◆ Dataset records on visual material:
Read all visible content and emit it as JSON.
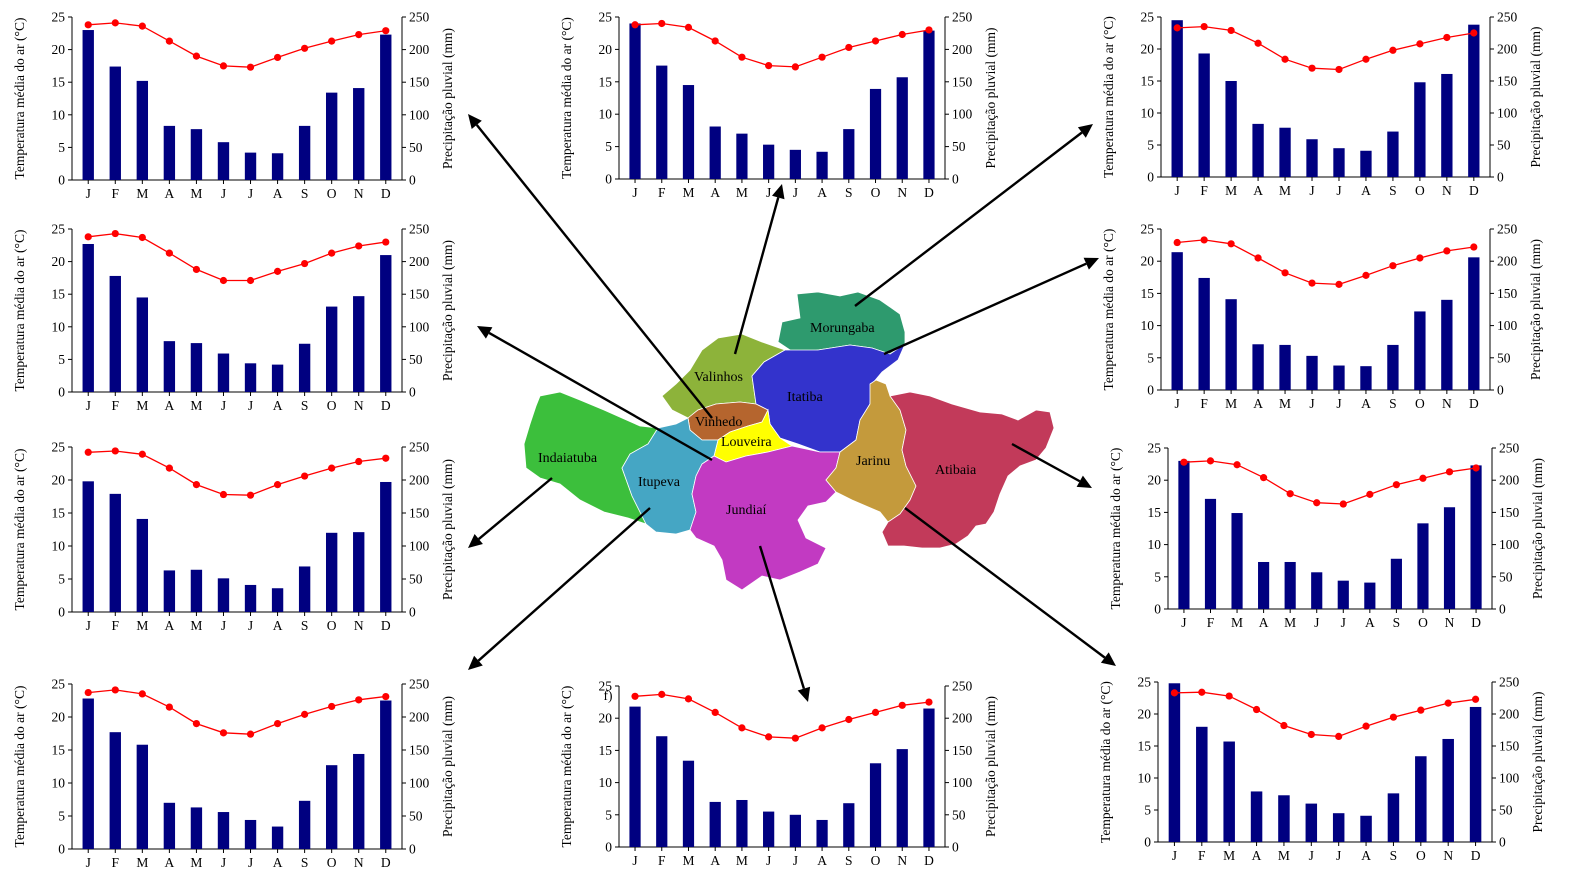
{
  "figure": {
    "temperature_axis_label": "Temperatura média do ar (°C)",
    "precipitation_axis_label": "Precipitação pluvial (mm)",
    "panel_letter_f": "f)"
  },
  "months": [
    "J",
    "F",
    "M",
    "A",
    "M",
    "J",
    "J",
    "A",
    "S",
    "O",
    "N",
    "D"
  ],
  "colors": {
    "bars": "#000080",
    "temperature_line": "#ff0000"
  },
  "map": {
    "municipalities": [
      {
        "name": "Morungaba",
        "color": "#2e9a6e"
      },
      {
        "name": "Valinhos",
        "color": "#8db33a"
      },
      {
        "name": "Itatiba",
        "color": "#3333cc"
      },
      {
        "name": "Vinhedo",
        "color": "#b5652e"
      },
      {
        "name": "Louveira",
        "color": "#ffff00"
      },
      {
        "name": "Indaiatuba",
        "color": "#3cbf3c"
      },
      {
        "name": "Itupeva",
        "color": "#45a6c4"
      },
      {
        "name": "Jundiaí",
        "color": "#c23ac2"
      },
      {
        "name": "Jarinu",
        "color": "#c49a3c"
      },
      {
        "name": "Atibaia",
        "color": "#c23a5a"
      }
    ]
  },
  "chart_data": [
    {
      "type": "bar",
      "panel": "top-left",
      "categories": [
        "J",
        "F",
        "M",
        "A",
        "M",
        "J",
        "J",
        "A",
        "S",
        "O",
        "N",
        "D"
      ],
      "series": [
        {
          "axis": "right",
          "values": [
            230,
            174,
            152,
            83,
            78,
            58,
            42,
            41,
            83,
            134,
            141,
            223
          ]
        },
        {
          "axis": "left",
          "type": "line",
          "values": [
            23.8,
            24.1,
            23.6,
            21.3,
            19.0,
            17.5,
            17.3,
            18.8,
            20.2,
            21.3,
            22.3,
            22.9
          ]
        }
      ],
      "ylabel_left": "Temperatura média do ar (°C)",
      "ylabel_right": "Precipitação pluvial (mm)",
      "ylim_left": [
        0,
        25
      ],
      "ylim_right": [
        0,
        250
      ]
    },
    {
      "type": "bar",
      "panel": "top-center",
      "categories": [
        "J",
        "F",
        "M",
        "A",
        "M",
        "J",
        "J",
        "A",
        "S",
        "O",
        "N",
        "D"
      ],
      "series": [
        {
          "axis": "right",
          "values": [
            240,
            175,
            145,
            81,
            70,
            53,
            45,
            42,
            77,
            139,
            157,
            229
          ]
        },
        {
          "axis": "left",
          "type": "line",
          "values": [
            23.8,
            24.0,
            23.4,
            21.3,
            18.8,
            17.5,
            17.3,
            18.8,
            20.3,
            21.3,
            22.3,
            23.0
          ]
        }
      ],
      "ylabel_left": "Temperatura média do ar (°C)",
      "ylabel_right": "Precipitação pluvial (mm)",
      "ylim_left": [
        0,
        25
      ],
      "ylim_right": [
        0,
        250
      ]
    },
    {
      "type": "bar",
      "panel": "top-right",
      "categories": [
        "J",
        "F",
        "M",
        "A",
        "M",
        "J",
        "J",
        "A",
        "S",
        "O",
        "N",
        "D"
      ],
      "series": [
        {
          "axis": "right",
          "values": [
            245,
            193,
            150,
            83,
            77,
            59,
            45,
            41,
            71,
            148,
            161,
            238
          ]
        },
        {
          "axis": "left",
          "type": "line",
          "values": [
            23.3,
            23.5,
            22.9,
            20.9,
            18.4,
            17.0,
            16.8,
            18.4,
            19.8,
            20.8,
            21.8,
            22.5
          ]
        }
      ],
      "ylabel_left": "Temperatura média do ar (°C)",
      "ylabel_right": "Precipitação pluvial (mm)",
      "ylim_left": [
        0,
        25
      ],
      "ylim_right": [
        0,
        250
      ]
    },
    {
      "type": "bar",
      "panel": "second-row-left",
      "categories": [
        "J",
        "F",
        "M",
        "A",
        "M",
        "J",
        "J",
        "A",
        "S",
        "O",
        "N",
        "D"
      ],
      "series": [
        {
          "axis": "right",
          "values": [
            227,
            178,
            145,
            78,
            75,
            59,
            44,
            42,
            74,
            131,
            147,
            210
          ]
        },
        {
          "axis": "left",
          "type": "line",
          "values": [
            23.8,
            24.3,
            23.7,
            21.3,
            18.8,
            17.1,
            17.1,
            18.5,
            19.7,
            21.3,
            22.4,
            23.0
          ]
        }
      ],
      "ylabel_left": "Temperatura média do ar (°C)",
      "ylabel_right": "Precipitação pluvial (mm)",
      "ylim_left": [
        0,
        25
      ],
      "ylim_right": [
        0,
        250
      ]
    },
    {
      "type": "bar",
      "panel": "second-row-right",
      "categories": [
        "J",
        "F",
        "M",
        "A",
        "M",
        "J",
        "J",
        "A",
        "S",
        "O",
        "N",
        "D"
      ],
      "series": [
        {
          "axis": "right",
          "values": [
            214,
            174,
            141,
            71,
            70,
            53,
            38,
            37,
            70,
            122,
            140,
            206
          ]
        },
        {
          "axis": "left",
          "type": "line",
          "values": [
            22.9,
            23.3,
            22.7,
            20.5,
            18.2,
            16.6,
            16.4,
            17.8,
            19.3,
            20.5,
            21.6,
            22.2
          ]
        }
      ],
      "ylabel_left": "Temperatura média do ar (°C)",
      "ylabel_right": "Precipitação pluvial (mm)",
      "ylim_left": [
        0,
        25
      ],
      "ylim_right": [
        0,
        250
      ]
    },
    {
      "type": "bar",
      "panel": "third-row-left",
      "categories": [
        "J",
        "F",
        "M",
        "A",
        "M",
        "J",
        "J",
        "A",
        "S",
        "O",
        "N",
        "D"
      ],
      "series": [
        {
          "axis": "right",
          "values": [
            198,
            179,
            141,
            63,
            64,
            51,
            41,
            36,
            69,
            120,
            121,
            197
          ]
        },
        {
          "axis": "left",
          "type": "line",
          "values": [
            24.2,
            24.4,
            23.9,
            21.8,
            19.3,
            17.8,
            17.7,
            19.3,
            20.6,
            21.8,
            22.8,
            23.3
          ]
        }
      ],
      "ylabel_left": "Temperatura média do ar (°C)",
      "ylabel_right": "Precipitação pluvial (mm)",
      "ylim_left": [
        0,
        25
      ],
      "ylim_right": [
        0,
        250
      ]
    },
    {
      "type": "bar",
      "panel": "third-row-right",
      "categories": [
        "J",
        "F",
        "M",
        "A",
        "M",
        "J",
        "J",
        "A",
        "S",
        "O",
        "N",
        "D"
      ],
      "series": [
        {
          "axis": "right",
          "values": [
            230,
            171,
            149,
            73,
            73,
            57,
            44,
            41,
            78,
            133,
            158,
            223
          ]
        },
        {
          "axis": "left",
          "type": "line",
          "values": [
            22.8,
            23.0,
            22.4,
            20.4,
            17.9,
            16.5,
            16.3,
            17.8,
            19.3,
            20.3,
            21.3,
            21.9
          ]
        }
      ],
      "ylabel_left": "Temperatura média do ar (°C)",
      "ylabel_right": "Precipitação pluvial (mm)",
      "ylim_left": [
        0,
        25
      ],
      "ylim_right": [
        0,
        250
      ]
    },
    {
      "type": "bar",
      "panel": "bottom-left",
      "categories": [
        "J",
        "F",
        "M",
        "A",
        "M",
        "J",
        "J",
        "A",
        "S",
        "O",
        "N",
        "D"
      ],
      "series": [
        {
          "axis": "right",
          "values": [
            228,
            177,
            158,
            70,
            63,
            56,
            44,
            34,
            73,
            127,
            144,
            225
          ]
        },
        {
          "axis": "left",
          "type": "line",
          "values": [
            23.7,
            24.1,
            23.5,
            21.5,
            19.0,
            17.6,
            17.4,
            19.0,
            20.4,
            21.6,
            22.6,
            23.1
          ]
        }
      ],
      "ylabel_left": "Temperatura média do ar (°C)",
      "ylabel_right": "Precipitação pluvial (mm)",
      "ylim_left": [
        0,
        25
      ],
      "ylim_right": [
        0,
        250
      ]
    },
    {
      "type": "bar",
      "panel": "bottom-center",
      "label": "f)",
      "categories": [
        "J",
        "F",
        "M",
        "A",
        "M",
        "J",
        "J",
        "A",
        "S",
        "O",
        "N",
        "D"
      ],
      "series": [
        {
          "axis": "right",
          "values": [
            218,
            172,
            134,
            70,
            73,
            55,
            50,
            42,
            68,
            130,
            152,
            215
          ]
        },
        {
          "axis": "left",
          "type": "line",
          "values": [
            23.4,
            23.7,
            23.0,
            20.9,
            18.5,
            17.1,
            16.9,
            18.5,
            19.8,
            20.9,
            22.0,
            22.5
          ]
        }
      ],
      "ylabel_left": "Temperatura média do ar (°C)",
      "ylabel_right": "Precipitação pluvial (mm)",
      "ylim_left": [
        0,
        25
      ],
      "ylim_right": [
        0,
        250
      ]
    },
    {
      "type": "bar",
      "panel": "bottom-right",
      "categories": [
        "J",
        "F",
        "M",
        "A",
        "M",
        "J",
        "J",
        "A",
        "S",
        "O",
        "N",
        "D"
      ],
      "series": [
        {
          "axis": "right",
          "values": [
            248,
            180,
            157,
            79,
            73,
            60,
            45,
            41,
            76,
            134,
            161,
            211
          ]
        },
        {
          "axis": "left",
          "type": "line",
          "values": [
            23.3,
            23.4,
            22.8,
            20.7,
            18.2,
            16.8,
            16.5,
            18.1,
            19.5,
            20.6,
            21.7,
            22.3
          ]
        }
      ],
      "ylabel_left": "Temperatura média do ar (°C)",
      "ylabel_right": "Precipitação pluvial (mm)",
      "ylim_left": [
        0,
        25
      ],
      "ylim_right": [
        0,
        250
      ]
    }
  ]
}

◆ YOUR OBJECTIVE:
Locate all lines that include the word "name" and copy them out.

◆ WRITTEN RESPONSE:
        "name": "Morungaba",
        "name": "Valinhos",
        "name": "Itatiba",
        "name": "Vinhedo",
        "name": "Louveira",
        "name": "Indaiatuba",
        "name": "Itupeva",
        "name": "Jundiaí",
        "name": "Jarinu",
        "name": "Atibaia",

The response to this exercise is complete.